Challenge:
Scan the listing and work out how many lines contain the word "Task". Nothing but the number should be given.

Extracted data:
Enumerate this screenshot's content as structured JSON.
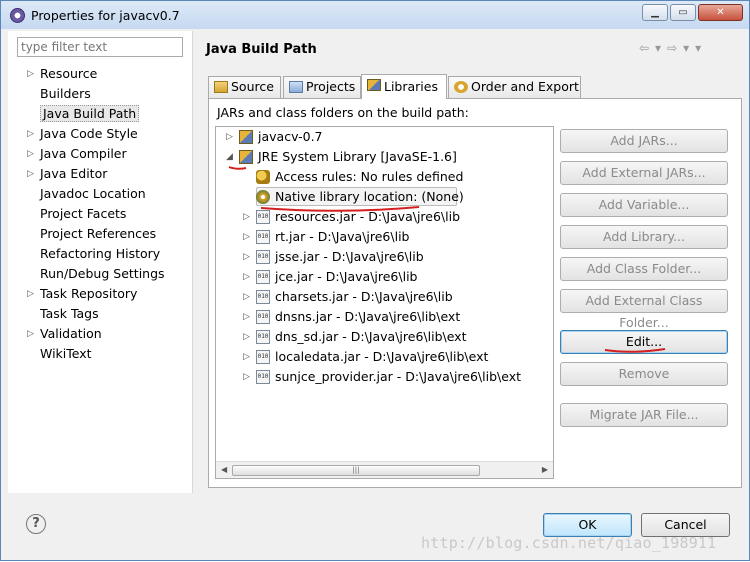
{
  "window": {
    "title": "Properties for javacv0.7"
  },
  "filter": {
    "placeholder": "type filter text"
  },
  "nav": {
    "items": [
      {
        "label": "Resource",
        "twisty": "▷"
      },
      {
        "label": "Builders",
        "twisty": ""
      },
      {
        "label": "Java Build Path",
        "twisty": "",
        "selected": true
      },
      {
        "label": "Java Code Style",
        "twisty": "▷"
      },
      {
        "label": "Java Compiler",
        "twisty": "▷"
      },
      {
        "label": "Java Editor",
        "twisty": "▷"
      },
      {
        "label": "Javadoc Location",
        "twisty": ""
      },
      {
        "label": "Project Facets",
        "twisty": ""
      },
      {
        "label": "Project References",
        "twisty": ""
      },
      {
        "label": "Refactoring History",
        "twisty": ""
      },
      {
        "label": "Run/Debug Settings",
        "twisty": ""
      },
      {
        "label": "Task Repository",
        "twisty": "▷"
      },
      {
        "label": "Task Tags",
        "twisty": ""
      },
      {
        "label": "Validation",
        "twisty": "▷"
      },
      {
        "label": "WikiText",
        "twisty": ""
      }
    ]
  },
  "page": {
    "title": "Java Build Path",
    "header_icons": "⇦▾⇨▾▾"
  },
  "tabs": [
    {
      "label": "Source",
      "active": false
    },
    {
      "label": "Projects",
      "active": false
    },
    {
      "label": "Libraries",
      "active": true
    },
    {
      "label": "Order and Export",
      "active": false
    }
  ],
  "libraries": {
    "heading": "JARs and class folders on the build path:",
    "tree": [
      {
        "text": "javacv-0.7",
        "twisty": "▷",
        "icon": "library-icon"
      },
      {
        "text": "JRE System Library [JavaSE-1.6]",
        "twisty": "◢",
        "icon": "library-icon"
      },
      {
        "text": "Access rules: No rules defined",
        "twisty": "",
        "icon": "key-icon"
      },
      {
        "text": "Native library location: (None)",
        "twisty": "",
        "icon": "gear-icon"
      },
      {
        "text": "resources.jar - D:\\Java\\jre6\\lib",
        "twisty": "▷",
        "icon": "jar-icon"
      },
      {
        "text": "rt.jar - D:\\Java\\jre6\\lib",
        "twisty": "▷",
        "icon": "jar-icon"
      },
      {
        "text": "jsse.jar - D:\\Java\\jre6\\lib",
        "twisty": "▷",
        "icon": "jar-icon"
      },
      {
        "text": "jce.jar - D:\\Java\\jre6\\lib",
        "twisty": "▷",
        "icon": "jar-icon"
      },
      {
        "text": "charsets.jar - D:\\Java\\jre6\\lib",
        "twisty": "▷",
        "icon": "jar-icon"
      },
      {
        "text": "dnsns.jar - D:\\Java\\jre6\\lib\\ext",
        "twisty": "▷",
        "icon": "jar-icon"
      },
      {
        "text": "dns_sd.jar - D:\\Java\\jre6\\lib\\ext",
        "twisty": "▷",
        "icon": "jar-icon"
      },
      {
        "text": "localedata.jar - D:\\Java\\jre6\\lib\\ext",
        "twisty": "▷",
        "icon": "jar-icon"
      },
      {
        "text": "sunjce_provider.jar - D:\\Java\\jre6\\lib\\ext",
        "twisty": "▷",
        "icon": "jar-icon"
      }
    ],
    "buttons": {
      "add_jars": "Add JARs...",
      "add_external_jars": "Add External JARs...",
      "add_variable": "Add Variable...",
      "add_library": "Add Library...",
      "add_class_folder": "Add Class Folder...",
      "add_external_class_folder": "Add External Class Folder...",
      "edit": "Edit...",
      "remove": "Remove",
      "migrate_jar": "Migrate JAR File..."
    }
  },
  "footer": {
    "help": "?",
    "ok": "OK",
    "cancel": "Cancel"
  },
  "watermark": "http://blog.csdn.net/qiao_198911",
  "colors": {
    "annotation_red": "#d41f1f",
    "selection_blue": "#3c7fb1"
  }
}
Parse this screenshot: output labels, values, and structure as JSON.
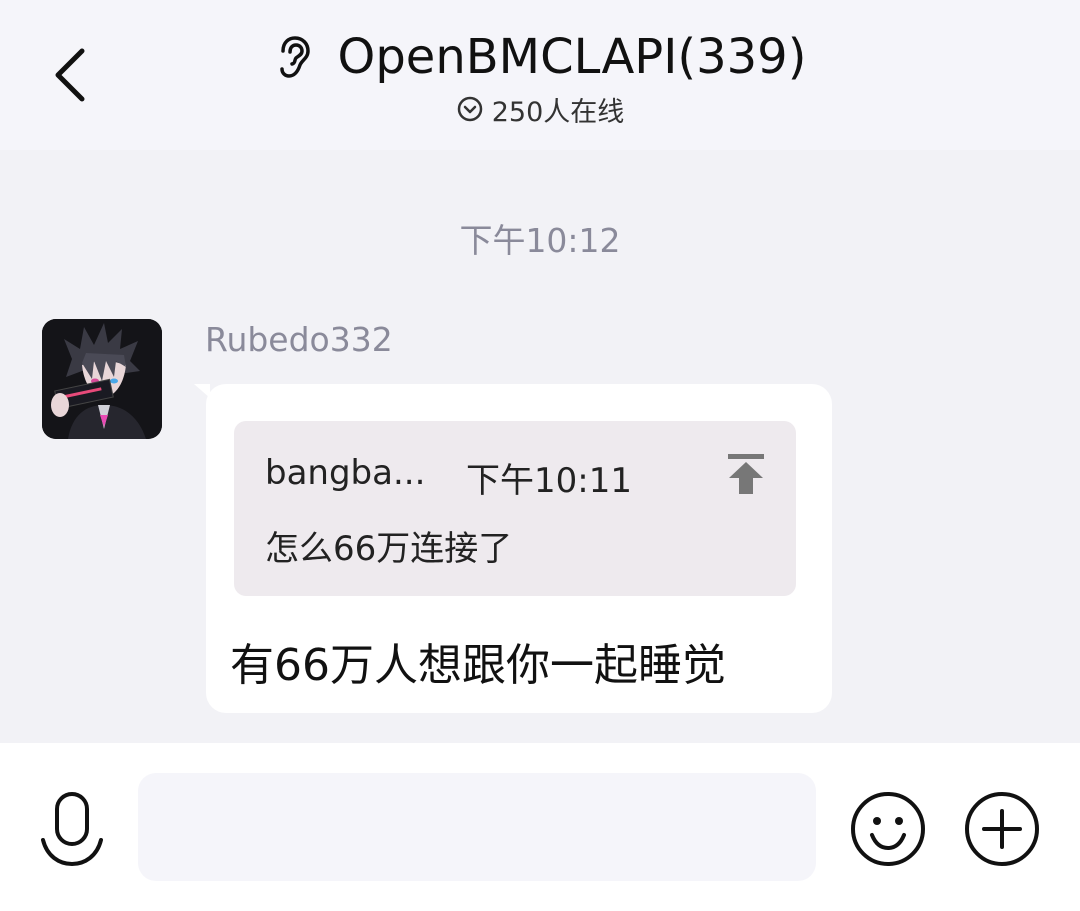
{
  "header": {
    "title": "OpenBMCLAPI(339)",
    "online_status": "250人在线",
    "back_icon": "chevron-left-icon",
    "title_icon": "ear-icon",
    "online_icon": "chevron-down-circle-icon"
  },
  "chat": {
    "timestamp": "下午10:12",
    "messages": [
      {
        "sender": "Rubedo332",
        "avatar_icon": "avatar-image",
        "quote": {
          "author": "bangba...",
          "time": "下午10:11",
          "text": "怎么66万连接了",
          "jump_icon": "jump-to-top-icon"
        },
        "text": "有66万人想跟你一起睡觉"
      }
    ]
  },
  "input_bar": {
    "voice_icon": "microphone-icon",
    "input_value": "",
    "emoji_icon": "emoji-icon",
    "plus_icon": "plus-circle-icon"
  },
  "colors": {
    "header_bg": "#f5f5fa",
    "chat_bg": "#f2f2f6",
    "bubble_bg": "#ffffff",
    "quote_bg": "#eeeaee",
    "muted_text": "#8a8a9a"
  }
}
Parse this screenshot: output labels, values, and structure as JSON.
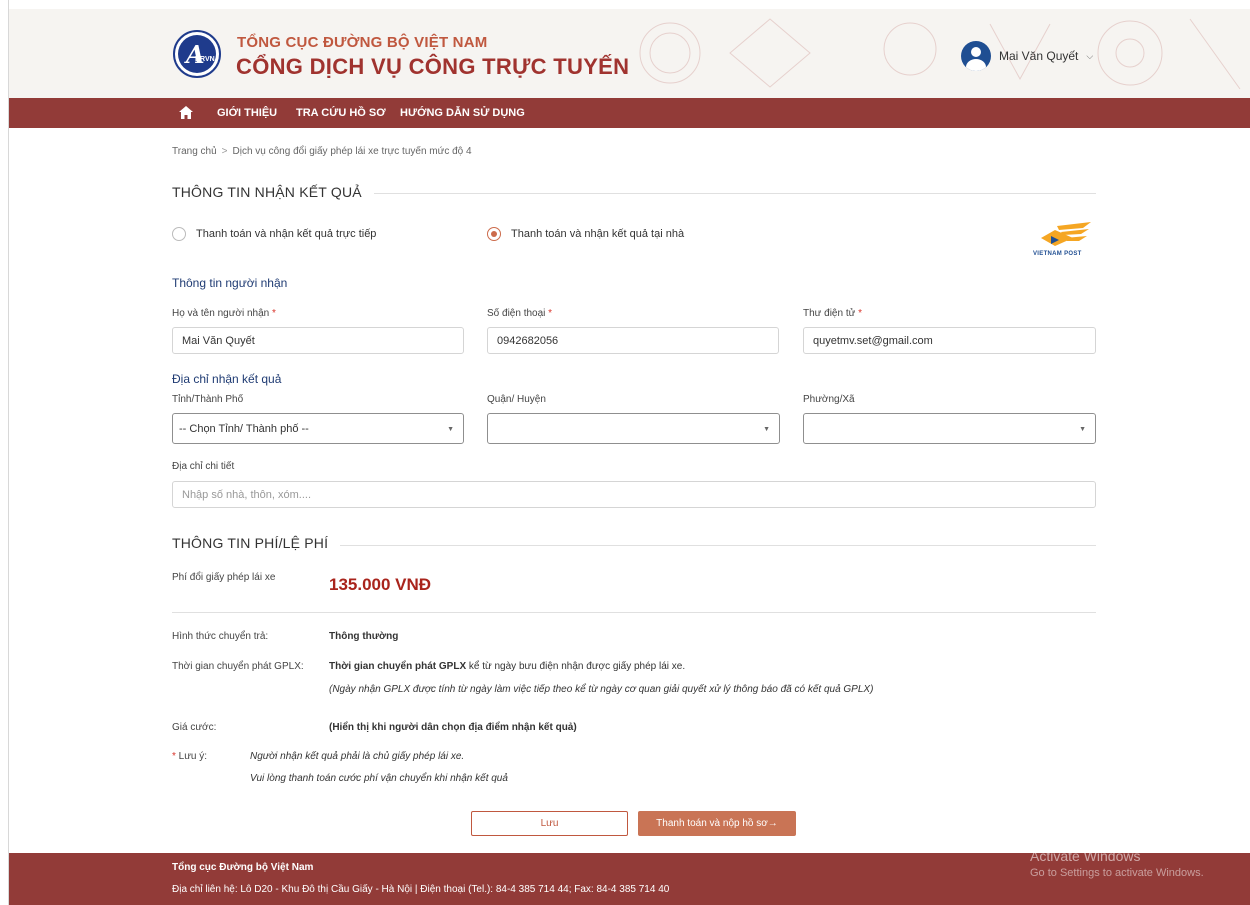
{
  "header": {
    "org_small": "TỔNG CỤC ĐƯỜNG BỘ VIỆT NAM",
    "org_big": "CỔNG DỊCH VỤ CÔNG TRỰC TUYẾN",
    "logo_text": "DRVN",
    "user_name": "Mai Văn Quyết"
  },
  "nav": {
    "items": [
      "GIỚI THIỆU",
      "TRA CỨU HỒ SƠ",
      "HƯỚNG DẪN SỬ DỤNG"
    ]
  },
  "breadcrumb": {
    "home": "Trang chủ",
    "sep": ">",
    "current": "Dịch vụ công đổi giấy phép lái xe trực tuyến mức độ 4"
  },
  "result_section": {
    "title": "THÔNG TIN NHẬN KẾT QUẢ",
    "option_direct": "Thanh toán và nhận kết quả trực tiếp",
    "option_home": "Thanh toán và nhận kết quả tại nhà",
    "selected": "home",
    "vnpost_label": "VIETNAM POST"
  },
  "recipient": {
    "heading": "Thông tin người nhận",
    "name_label": "Họ và tên người nhận",
    "name_value": "Mai Văn Quyết",
    "phone_label": "Số điện thoại",
    "phone_value": "0942682056",
    "email_label": "Thư điện tử",
    "email_value": "quyetmv.set@gmail.com",
    "required_mark": "*"
  },
  "address": {
    "heading": "Địa chỉ nhận kết quả",
    "province_label": "Tỉnh/Thành Phố",
    "province_value": "-- Chọn Tỉnh/ Thành phố --",
    "district_label": "Quận/ Huyện",
    "district_value": "",
    "ward_label": "Phường/Xã",
    "ward_value": "",
    "detail_label": "Địa chỉ chi tiết",
    "detail_placeholder": "Nhập số nhà, thôn, xóm...."
  },
  "fee_section": {
    "title": "THÔNG TIN PHÍ/LỆ PHÍ",
    "fee_label": "Phí đổi giấy phép lái xe",
    "fee_value": "135.000 VNĐ",
    "transfer_label": "Hình thức chuyển trả:",
    "transfer_value": "Thông thường",
    "delivery_label": "Thời gian chuyển phát GPLX:",
    "delivery_bold": "Thời gian chuyển phát GPLX",
    "delivery_rest": " kể từ ngày bưu điện nhận được giấy phép lái xe.",
    "delivery_note": "(Ngày nhận GPLX được tính từ ngày làm việc tiếp theo kể từ ngày cơ quan giải quyết xử lý thông báo đã có kết quả GPLX)",
    "price_label": "Giá cước:",
    "price_value": "(Hiển thị khi người dân chọn địa điểm nhận kết quả)",
    "note_label": "Lưu ý:",
    "note_line1": "Người nhận kết quả phải là chủ giấy phép lái xe.",
    "note_line2": "Vui lòng thanh toán cước phí vận chuyển khi nhận kết quả"
  },
  "actions": {
    "save": "Lưu",
    "pay": "Thanh toán và nộp hồ sơ→"
  },
  "footer": {
    "org": "Tổng cục Đường bộ Việt Nam",
    "address": "Địa chỉ liên hệ: Lô D20 - Khu Đô thị Cầu Giấy - Hà Nội | Điện thoại (Tel.): 84-4 385 714 44; Fax: 84-4 385 714 40"
  },
  "watermark": {
    "line1": "Activate Windows",
    "line2": "Go to Settings to activate Windows."
  },
  "colors": {
    "brand_red": "#923b38",
    "accent_orange": "#c97455",
    "fee_red": "#a9241c",
    "header_bg": "#f6f4f1"
  }
}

Reply:
2